*WRITTEN TASK*
Give the listing again in full, exactly as written.

+++ PROVIDED INFORMATION

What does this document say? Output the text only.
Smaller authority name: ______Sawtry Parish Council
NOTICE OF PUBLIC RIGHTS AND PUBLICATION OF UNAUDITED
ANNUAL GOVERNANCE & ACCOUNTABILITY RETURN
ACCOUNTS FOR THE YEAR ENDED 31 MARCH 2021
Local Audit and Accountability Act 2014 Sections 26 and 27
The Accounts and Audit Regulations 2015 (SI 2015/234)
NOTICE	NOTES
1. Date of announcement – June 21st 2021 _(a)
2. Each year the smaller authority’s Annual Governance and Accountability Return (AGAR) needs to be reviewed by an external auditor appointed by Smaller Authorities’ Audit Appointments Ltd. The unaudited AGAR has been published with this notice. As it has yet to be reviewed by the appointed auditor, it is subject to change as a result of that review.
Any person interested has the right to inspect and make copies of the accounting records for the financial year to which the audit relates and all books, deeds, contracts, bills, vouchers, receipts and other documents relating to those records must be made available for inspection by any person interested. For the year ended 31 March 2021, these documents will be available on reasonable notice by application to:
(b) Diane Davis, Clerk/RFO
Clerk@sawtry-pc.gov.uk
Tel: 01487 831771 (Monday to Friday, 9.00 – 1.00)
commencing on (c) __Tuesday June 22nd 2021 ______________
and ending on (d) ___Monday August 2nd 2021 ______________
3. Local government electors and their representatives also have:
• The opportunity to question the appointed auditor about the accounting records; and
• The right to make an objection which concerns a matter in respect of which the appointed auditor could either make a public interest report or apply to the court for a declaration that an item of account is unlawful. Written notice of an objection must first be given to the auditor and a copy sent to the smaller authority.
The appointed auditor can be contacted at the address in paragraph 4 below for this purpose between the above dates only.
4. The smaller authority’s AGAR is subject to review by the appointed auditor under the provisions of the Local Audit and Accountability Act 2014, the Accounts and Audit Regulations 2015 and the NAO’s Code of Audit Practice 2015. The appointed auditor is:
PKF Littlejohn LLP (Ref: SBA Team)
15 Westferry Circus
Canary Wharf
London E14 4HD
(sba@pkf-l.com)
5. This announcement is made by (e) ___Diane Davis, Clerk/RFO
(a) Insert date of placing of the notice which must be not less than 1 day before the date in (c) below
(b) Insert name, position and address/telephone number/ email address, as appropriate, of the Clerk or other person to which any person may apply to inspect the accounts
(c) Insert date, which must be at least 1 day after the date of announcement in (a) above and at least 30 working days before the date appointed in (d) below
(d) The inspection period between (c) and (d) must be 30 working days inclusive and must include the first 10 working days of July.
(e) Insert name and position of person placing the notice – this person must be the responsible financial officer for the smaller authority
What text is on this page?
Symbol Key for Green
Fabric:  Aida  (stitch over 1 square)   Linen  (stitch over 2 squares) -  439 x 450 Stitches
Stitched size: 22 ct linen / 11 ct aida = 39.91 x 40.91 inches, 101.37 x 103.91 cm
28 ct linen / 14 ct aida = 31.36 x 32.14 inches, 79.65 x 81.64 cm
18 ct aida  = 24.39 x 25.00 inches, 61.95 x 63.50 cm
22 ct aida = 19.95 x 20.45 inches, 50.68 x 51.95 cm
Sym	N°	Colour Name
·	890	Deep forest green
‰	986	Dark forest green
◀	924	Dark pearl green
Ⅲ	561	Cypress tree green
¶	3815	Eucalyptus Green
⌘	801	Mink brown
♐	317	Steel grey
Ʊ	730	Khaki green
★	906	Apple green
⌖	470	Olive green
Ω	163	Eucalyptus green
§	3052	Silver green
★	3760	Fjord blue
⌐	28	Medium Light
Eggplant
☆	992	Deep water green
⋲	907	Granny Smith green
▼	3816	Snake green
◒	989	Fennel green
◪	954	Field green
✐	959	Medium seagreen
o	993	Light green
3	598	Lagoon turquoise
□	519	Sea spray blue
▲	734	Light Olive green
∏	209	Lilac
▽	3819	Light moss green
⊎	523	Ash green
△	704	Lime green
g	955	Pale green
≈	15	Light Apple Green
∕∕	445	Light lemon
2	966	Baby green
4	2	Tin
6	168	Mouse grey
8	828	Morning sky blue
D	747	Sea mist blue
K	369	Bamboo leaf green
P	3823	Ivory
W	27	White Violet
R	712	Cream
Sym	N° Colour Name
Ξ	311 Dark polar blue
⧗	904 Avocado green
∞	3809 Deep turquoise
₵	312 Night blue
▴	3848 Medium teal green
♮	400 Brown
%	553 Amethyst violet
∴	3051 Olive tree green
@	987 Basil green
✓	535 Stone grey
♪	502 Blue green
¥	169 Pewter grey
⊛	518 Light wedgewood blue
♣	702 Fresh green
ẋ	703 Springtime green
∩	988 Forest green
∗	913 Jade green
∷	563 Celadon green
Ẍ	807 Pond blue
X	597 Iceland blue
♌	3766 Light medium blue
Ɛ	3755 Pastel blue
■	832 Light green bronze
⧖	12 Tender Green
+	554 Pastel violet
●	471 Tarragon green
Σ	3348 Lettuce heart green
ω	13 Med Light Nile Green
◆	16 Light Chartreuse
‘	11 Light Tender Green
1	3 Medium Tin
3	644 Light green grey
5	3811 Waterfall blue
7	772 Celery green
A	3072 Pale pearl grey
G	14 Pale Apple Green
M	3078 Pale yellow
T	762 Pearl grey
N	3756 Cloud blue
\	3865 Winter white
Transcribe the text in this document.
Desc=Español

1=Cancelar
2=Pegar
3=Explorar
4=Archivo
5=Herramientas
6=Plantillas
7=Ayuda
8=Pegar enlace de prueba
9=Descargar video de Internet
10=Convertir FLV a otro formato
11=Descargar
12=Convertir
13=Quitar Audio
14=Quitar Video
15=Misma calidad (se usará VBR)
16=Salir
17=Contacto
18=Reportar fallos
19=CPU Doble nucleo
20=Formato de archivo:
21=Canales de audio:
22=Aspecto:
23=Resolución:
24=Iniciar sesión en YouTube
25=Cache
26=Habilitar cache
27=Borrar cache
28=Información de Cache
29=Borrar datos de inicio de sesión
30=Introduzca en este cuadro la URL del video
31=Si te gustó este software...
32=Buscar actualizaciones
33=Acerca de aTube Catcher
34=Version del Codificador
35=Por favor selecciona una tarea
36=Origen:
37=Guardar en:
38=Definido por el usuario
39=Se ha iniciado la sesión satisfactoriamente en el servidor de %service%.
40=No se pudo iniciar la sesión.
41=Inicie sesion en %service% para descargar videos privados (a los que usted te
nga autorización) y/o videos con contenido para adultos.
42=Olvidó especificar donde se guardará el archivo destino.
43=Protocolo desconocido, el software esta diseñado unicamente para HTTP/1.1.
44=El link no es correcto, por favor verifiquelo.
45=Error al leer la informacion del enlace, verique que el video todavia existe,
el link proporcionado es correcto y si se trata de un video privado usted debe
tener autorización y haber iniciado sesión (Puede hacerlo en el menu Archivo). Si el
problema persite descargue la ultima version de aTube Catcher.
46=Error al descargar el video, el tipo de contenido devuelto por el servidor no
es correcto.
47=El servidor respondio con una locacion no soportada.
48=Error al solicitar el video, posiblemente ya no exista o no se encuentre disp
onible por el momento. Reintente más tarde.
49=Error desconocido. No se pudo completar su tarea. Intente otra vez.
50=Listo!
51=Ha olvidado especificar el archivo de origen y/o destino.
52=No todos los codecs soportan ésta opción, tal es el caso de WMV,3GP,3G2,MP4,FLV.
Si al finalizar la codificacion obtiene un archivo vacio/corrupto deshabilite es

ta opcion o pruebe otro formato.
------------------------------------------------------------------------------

++++++

*EXERCISE SOLUTION*
What does this document say? Output the text only.
Smaller authority name: ______Sawtry Parish Council
NOTICE OF PUBLIC RIGHTS AND PUBLICATION OF UNAUDITED
ANNUAL GOVERNANCE & ACCOUNTABILITY RETURN
ACCOUNTS FOR THE YEAR ENDED 31 MARCH 2021
Local Audit and Accountability Act 2014 Sections 26 and 27
The Accounts and Audit Regulations 2015 (SI 2015/234)
NOTICE	NOTES
1. Date of announcement – June 21st 2021 _(a)
2. Each year the smaller authority’s Annual Governance and Accountability Return (AGAR) needs to be reviewed by an external auditor appointed by Smaller Authorities’ Audit Appointments Ltd. The unaudited AGAR has been published with this notice. As it has yet to be reviewed by the appointed auditor, it is subject to change as a result of that review.
Any person interested has the right to inspect and make copies of the accounting records for the financial year to which the audit relates and all books, deeds, contracts, bills, vouchers, receipts and other documents relating to those records must be made available for inspection by any person interested. For the year ended 31 March 2021, these documents will be available on reasonable notice by application to:
(b) Diane Davis, Clerk/RFO
Clerk@sawtry-pc.gov.uk
Tel: 01487 831771 (Monday to Friday, 9.00 – 1.00)
commencing on (c) __Tuesday June 22nd 2021 ______________
and ending on (d) ___Monday August 2nd 2021 ______________
3. Local government electors and their representatives also have:
• The opportunity to question the appointed auditor about the accounting records; and
• The right to make an objection which concerns a matter in respect of which the appointed auditor could either make a public interest report or apply to the court for a declaration that an item of account is unlawful. Written notice of an objection must first be given to the auditor and a copy sent to the smaller authority.
The appointed auditor can be contacted at the address in paragraph 4 below for this purpose between the above dates only.
4. The smaller authority’s AGAR is subject to review by the appointed auditor under the provisions of the Local Audit and Accountability Act 2014, the Accounts and Audit Regulations 2015 and the NAO’s Code of Audit Practice 2015. The appointed auditor is:
PKF Littlejohn LLP (Ref: SBA Team)
15 Westferry Circus
Canary Wharf
London E14 4HD
(sba@pkf-l.com)
5. This announcement is made by (e) ___Diane Davis, Clerk/RFO
(a) Insert date of placing of the notice which must be not less than 1 day before the date in (c) below
(b) Insert name, position and address/telephone number/ email address, as appropriate, of the Clerk or other person to which any person may apply to inspect the accounts
(c) Insert date, which must be at least 1 day after the date of announcement in (a) above and at least 30 working days before the date appointed in (d) below
(d) The inspection period between (c) and (d) must be 30 working days inclusive and must include the first 10 working days of July.
(e) Insert name and position of person placing the notice – this person must be the responsible financial officer for the smaller authority
What text is on this page?
Symbol Key for Green
Fabric:  Aida  (stitch over 1 square)   Linen  (stitch over 2 squares) -  439 x 450 Stitches
Stitched size: 22 ct linen / 11 ct aida = 39.91 x 40.91 inches, 101.37 x 103.91 cm
28 ct linen / 14 ct aida = 31.36 x 32.14 inches, 79.65 x 81.64 cm
18 ct aida  = 24.39 x 25.00 inches, 61.95 x 63.50 cm
22 ct aida = 19.95 x 20.45 inches, 50.68 x 51.95 cm
Sym	N°	Colour Name
·	890	Deep forest green
‰	986	Dark forest green
◀	924	Dark pearl green
Ⅲ	561	Cypress tree green
¶	3815	Eucalyptus Green
⌘	801	Mink brown
♐	317	Steel grey
Ʊ	730	Khaki green
★	906	Apple green
⌖	470	Olive green
Ω	163	Eucalyptus green
§	3052	Silver green
★	3760	Fjord blue
⌐	28	Medium Light
Eggplant
☆	992	Deep water green
⋲	907	Granny Smith green
▼	3816	Snake green
◒	989	Fennel green
◪	954	Field green
✐	959	Medium seagreen
o	993	Light green
3	598	Lagoon turquoise
□	519	Sea spray blue
▲	734	Light Olive green
∏	209	Lilac
▽	3819	Light moss green
⊎	523	Ash green
△	704	Lime green
g	955	Pale green
≈	15	Light Apple Green
∕∕	445	Light lemon
2	966	Baby green
4	2	Tin
6	168	Mouse grey
8	828	Morning sky blue
D	747	Sea mist blue
K	369	Bamboo leaf green
P	3823	Ivory
W	27	White Violet
R	712	Cream
Sym	N° Colour Name
Ξ	311 Dark polar blue
⧗	904 Avocado green
∞	3809 Deep turquoise
₵	312 Night blue
▴	3848 Medium teal green
♮	400 Brown
%	553 Amethyst violet
∴	3051 Olive tree green
@	987 Basil green
✓	535 Stone grey
♪	502 Blue green
¥	169 Pewter grey
⊛	518 Light wedgewood blue
♣	702 Fresh green
ẋ	703 Springtime green
∩	988 Forest green
∗	913 Jade green
∷	563 Celadon green
Ẍ	807 Pond blue
X	597 Iceland blue
♌	3766 Light medium blue
Ɛ	3755 Pastel blue
■	832 Light green bronze
⧖	12 Tender Green
+	554 Pastel violet
●	471 Tarragon green
Σ	3348 Lettuce heart green
ω	13 Med Light Nile Green
◆	16 Light Chartreuse
‘	11 Light Tender Green
1	3 Medium Tin
3	644 Light green grey
5	3811 Waterfall blue
7	772 Celery green
A	3072 Pale pearl grey
G	14 Pale Apple Green
M	3078 Pale yellow
T	762 Pearl grey
N	3756 Cloud blue
\	3865 Winter white
Transcribe the text in this document.
Desc=Español

1=Cancelar
2=Pegar
3=Explorar
4=Archivo
5=Herramientas
6=Plantillas
7=Ayuda
8=Pegar enlace de prueba
9=Descargar video de Internet
10=Convertir FLV a otro formato
11=Descargar
12=Convertir
13=Quitar Audio
14=Quitar Video
15=Misma calidad (se usará VBR)
16=Salir
17=Contacto
18=Reportar fallos
19=CPU Doble nucleo
20=Formato de archivo:
21=Canales de audio:
22=Aspecto:
23=Resolución:
24=Iniciar sesión en YouTube
25=Cache
26=Habilitar cache
27=Borrar cache
28=Información de Cache
29=Borrar datos de inicio de sesión
30=Introduzca en este cuadro la URL del video
31=Si te gustó este software...
32=Buscar actualizaciones
33=Acerca de aTube Catcher
34=Version del Codificador
35=Por favor selecciona una tarea
36=Origen:
37=Guardar en:
38=Definido por el usuario
39=Se ha iniciado la sesión satisfactoriamente en el servidor de %service%.
40=No se pudo iniciar la sesión.
41=Inicie sesion en %service% para descargar videos privados (a los que usted te
nga autorización) y/o videos con contenido para adultos.
42=Olvidó especificar donde se guardará el archivo destino.
43=Protocolo desconocido, el software esta diseñado unicamente para HTTP/1.1.
44=El link no es correcto, por favor verifiquelo.
45=Error al leer la informacion del enlace, verique que el video todavia existe,
el link proporcionado es correcto y si se trata de un video privado usted debe
tener autorización y haber iniciado sesión (Puede hacerlo en el menu Archivo). Si el
problema persite descargue la ultima version de aTube Catcher.
46=Error al descargar el video, el tipo de contenido devuelto por el servidor no
es correcto.
47=El servidor respondio con una locacion no soportada.
48=Error al solicitar el video, posiblemente ya no exista o no se encuentre disp
onible por el momento. Reintente más tarde.
49=Error desconocido. No se pudo completar su tarea. Intente otra vez.
50=Listo!
51=Ha olvidado especificar el archivo de origen y/o destino.
52=No todos los codecs soportan ésta opción, tal es el caso de WMV,3GP,3G2,MP4,FLV.
Si al finalizar la codificacion obtiene un archivo vacio/corrupto deshabilite es

ta opcion o pruebe otro formato.
------------------------------------------------------------------------------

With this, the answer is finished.